» EXERCISE INSTRUCTIONS:
Print every line of the material below word for word, without changing anything.

— start RECORD SET —

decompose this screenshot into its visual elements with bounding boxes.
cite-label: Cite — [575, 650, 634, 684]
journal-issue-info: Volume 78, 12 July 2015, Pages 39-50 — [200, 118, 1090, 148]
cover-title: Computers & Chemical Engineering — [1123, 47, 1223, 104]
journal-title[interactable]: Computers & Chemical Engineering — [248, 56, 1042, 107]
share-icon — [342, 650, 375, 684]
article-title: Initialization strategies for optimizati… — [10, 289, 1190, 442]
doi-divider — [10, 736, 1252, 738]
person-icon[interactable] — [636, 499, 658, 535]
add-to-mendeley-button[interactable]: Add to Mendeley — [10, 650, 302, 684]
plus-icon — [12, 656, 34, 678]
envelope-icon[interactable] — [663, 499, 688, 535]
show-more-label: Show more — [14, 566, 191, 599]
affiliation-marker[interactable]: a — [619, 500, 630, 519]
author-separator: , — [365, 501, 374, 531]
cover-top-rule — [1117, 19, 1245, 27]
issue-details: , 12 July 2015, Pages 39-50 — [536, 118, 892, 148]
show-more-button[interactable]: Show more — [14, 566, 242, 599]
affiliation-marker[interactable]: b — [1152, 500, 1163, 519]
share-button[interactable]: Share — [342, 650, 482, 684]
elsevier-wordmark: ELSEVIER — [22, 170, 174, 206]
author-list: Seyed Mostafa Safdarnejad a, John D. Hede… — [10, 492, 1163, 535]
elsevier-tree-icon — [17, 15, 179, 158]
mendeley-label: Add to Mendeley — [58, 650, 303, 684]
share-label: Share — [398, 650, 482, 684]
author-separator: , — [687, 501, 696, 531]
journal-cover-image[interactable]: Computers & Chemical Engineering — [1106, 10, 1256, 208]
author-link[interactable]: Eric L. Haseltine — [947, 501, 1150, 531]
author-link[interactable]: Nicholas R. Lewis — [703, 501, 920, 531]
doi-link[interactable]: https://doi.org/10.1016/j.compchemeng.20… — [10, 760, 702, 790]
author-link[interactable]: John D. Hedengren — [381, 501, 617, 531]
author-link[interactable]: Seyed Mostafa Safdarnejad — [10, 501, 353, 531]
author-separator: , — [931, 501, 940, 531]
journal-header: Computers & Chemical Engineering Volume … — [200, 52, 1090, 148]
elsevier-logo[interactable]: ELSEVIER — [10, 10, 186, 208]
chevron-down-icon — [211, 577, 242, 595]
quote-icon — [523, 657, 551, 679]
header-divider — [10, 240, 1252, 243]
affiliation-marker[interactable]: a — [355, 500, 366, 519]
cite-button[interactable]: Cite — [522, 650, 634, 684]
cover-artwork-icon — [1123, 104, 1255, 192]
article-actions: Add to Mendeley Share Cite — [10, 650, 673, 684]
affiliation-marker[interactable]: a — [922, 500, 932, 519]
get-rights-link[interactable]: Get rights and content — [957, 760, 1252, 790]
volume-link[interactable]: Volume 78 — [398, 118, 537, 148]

— end RECORD SET —

» OUTPUT FOR THIS EXERCISE:
decompose this screenshot into its visual elements with bounding boxes.
cite-label: Cite — [575, 650, 634, 684]
journal-issue-info: Volume 78, 12 July 2015, Pages 39-50 — [200, 118, 1090, 148]
cover-title: Computers & Chemical Engineering — [1123, 47, 1223, 104]
journal-title[interactable]: Computers & Chemical Engineering — [248, 56, 1042, 107]
share-icon — [342, 650, 375, 684]
article-title: Initialization strategies for optimizati… — [10, 289, 1190, 442]
doi-divider — [10, 736, 1252, 738]
person-icon[interactable] — [636, 499, 658, 535]
add-to-mendeley-button[interactable]: Add to Mendeley — [10, 650, 302, 684]
plus-icon — [12, 656, 34, 678]
envelope-icon[interactable] — [663, 499, 688, 535]
show-more-label: Show more — [14, 566, 191, 599]
affiliation-marker[interactable]: a — [619, 500, 630, 519]
author-separator: , — [365, 501, 374, 531]
cover-top-rule — [1117, 19, 1245, 27]
issue-details: , 12 July 2015, Pages 39-50 — [536, 118, 892, 148]
show-more-button[interactable]: Show more — [14, 566, 242, 599]
affiliation-marker[interactable]: b — [1152, 500, 1163, 519]
share-button[interactable]: Share — [342, 650, 482, 684]
elsevier-wordmark: ELSEVIER — [22, 170, 174, 206]
author-list: Seyed Mostafa Safdarnejad a, John D. Hede… — [10, 492, 1163, 535]
elsevier-tree-icon — [17, 15, 179, 158]
mendeley-label: Add to Mendeley — [58, 650, 303, 684]
share-label: Share — [398, 650, 482, 684]
author-separator: , — [687, 501, 696, 531]
journal-cover-image[interactable]: Computers & Chemical Engineering — [1106, 10, 1256, 208]
author-link[interactable]: Eric L. Haseltine — [947, 501, 1150, 531]
author-link[interactable]: Nicholas R. Lewis — [703, 501, 920, 531]
doi-link[interactable]: https://doi.org/10.1016/j.compchemeng.20… — [10, 760, 702, 790]
author-link[interactable]: John D. Hedengren — [381, 501, 617, 531]
author-link[interactable]: Seyed Mostafa Safdarnejad — [10, 501, 353, 531]
author-separator: , — [931, 501, 940, 531]
journal-header: Computers & Chemical Engineering Volume … — [200, 52, 1090, 148]
elsevier-logo[interactable]: ELSEVIER — [10, 10, 186, 208]
chevron-down-icon — [211, 577, 242, 595]
quote-icon — [523, 657, 551, 679]
header-divider — [10, 240, 1252, 243]
affiliation-marker[interactable]: a — [355, 500, 366, 519]
cite-button[interactable]: Cite — [522, 650, 634, 684]
cover-artwork-icon — [1123, 104, 1255, 192]
article-actions: Add to Mendeley Share Cite — [10, 650, 673, 684]
affiliation-marker[interactable]: a — [922, 500, 932, 519]
get-rights-link[interactable]: Get rights and content — [957, 760, 1252, 790]
volume-link[interactable]: Volume 78 — [398, 118, 537, 148]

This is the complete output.